# Model Sensitivity Analysis for Fraud Detection Pipeline

This notebook helps you analyze and improve the sensitivity of your fraud detection model pipeline. It loads the existing model, evaluates its predictions on sample inputs, analyzes feature importances, and explores retraining and more complex models to improve performance.

## 1. Load the Existing Model Pipeline

Load the trained model pipeline from `models/dbt_fraud_detection_pipeline.pkl` using joblib.

In [None]:
import joblib
import os

# Path to the trained model pipeline
model_path = os.path.join('models', 'dbt_fraud_detection_pipeline.pkl')
model = joblib.load(model_path)
print(f"Loaded model pipeline from: {model_path}")

## 2. Evaluate Model Sensitivity on Sample Inputs

Load sample JSON files from `test_samples/` and use the model pipeline to predict outputs. Compare predictions for different samples.

In [None]:
import pandas as pd
import glob
import json

# Find all sample JSON files in test_samples/
sample_files = glob.glob('test_samples/*.json')
print(f"Found sample files: {sample_files}")

# Predict for each sample and show results
for file in sample_files:
    with open(file, 'r') as f:
        sample = json.load(f)
    df = pd.DataFrame([sample])
    pred = model.predict(df)[0]
    prob = model.predict_proba(df)[0]
    print(f"File: {file}")
    print(f"Prediction: {pred}, Probabilities: {prob}")
    print('-' * 40)

## 3. Analyze Feature Importances

Extract and visualize feature importances from the trained model (if supported, e.g., tree-based models or logistic regression coefficients).

In [None]:
import matplotlib.pyplot as plt
import numpy as np

# Try to extract feature importances from the classifier
clf = model.named_steps.get('classifier', None)
preprocessor = model.named_steps.get('preprocessor', None)

if clf is not None and hasattr(clf, 'feature_importances_'):
    # Get feature names after preprocessing
    if preprocessor is not None:
        try:
            feature_names = preprocessor.get_feature_names_out()
        except Exception:
            feature_names = [f'feature_{i}' for i in range(len(clf.feature_importances_))]
    else:
        feature_names = [f'feature_{i}' for i in range(len(clf.feature_importances_))]
    importances = clf.feature_importances_
    indices = np.argsort(importances)[::-1]
    plt.figure(figsize=(10, 6))
    plt.title('Feature Importances')
    plt.bar(range(len(importances)), importances[indices])
    plt.xticks(range(len(importances)), np.array(feature_names)[indices], rotation=90)
    plt.tight_layout()
    plt.show()
else:
    print('Feature importances not available for this classifier.')

## 4. Retrain Model with Additional Data or Features

Augment the training dataset with more data or engineer new features. Retrain the model pipeline and save the updated model.

In [None]:
# Example: Load additional data or engineer new features here
# df_new = ... # Load or create new data
# df_augmented = pd.concat([df, df_new], ignore_index=True)
#
# Optionally, engineer new features
# df_augmented['new_feature'] = ...
#
# Retrain the pipeline (replace X_train, y_train with your new data)
# model_pipeline.fit(X_train, y_train)
# joblib.dump(model_pipeline, 'models/dbt_fraud_detection_pipeline_updated.pkl')

print("Fill in this cell with your data augmentation and retraining steps.")

Data:
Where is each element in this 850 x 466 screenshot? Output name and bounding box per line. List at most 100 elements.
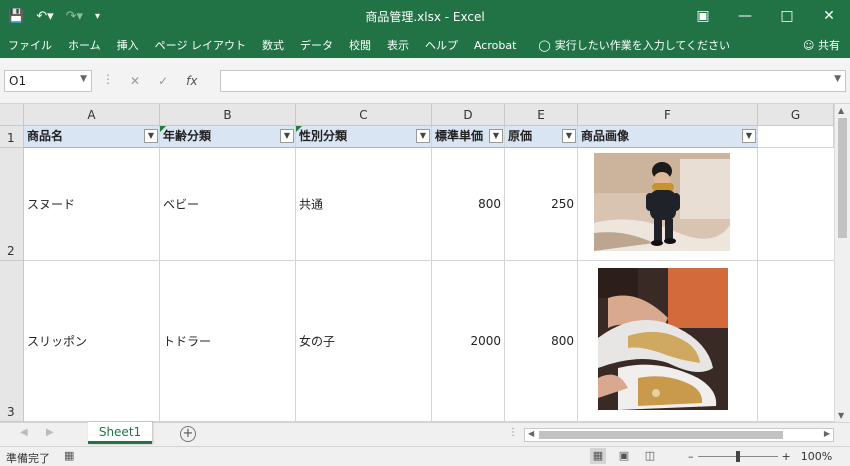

Your goal: Set down the fraud detection notebook word for word, starting at "# Model Sensitivity" up to and including "to improve performance.".

Task response:
# Model Sensitivity Analysis for Fraud Detection Pipeline

This notebook helps you analyze and improve the sensitivity of your fraud detection model pipeline. It loads the existing model, evaluates its predictions on sample inputs, analyzes feature importances, and explores retraining and more complex models to improve performance.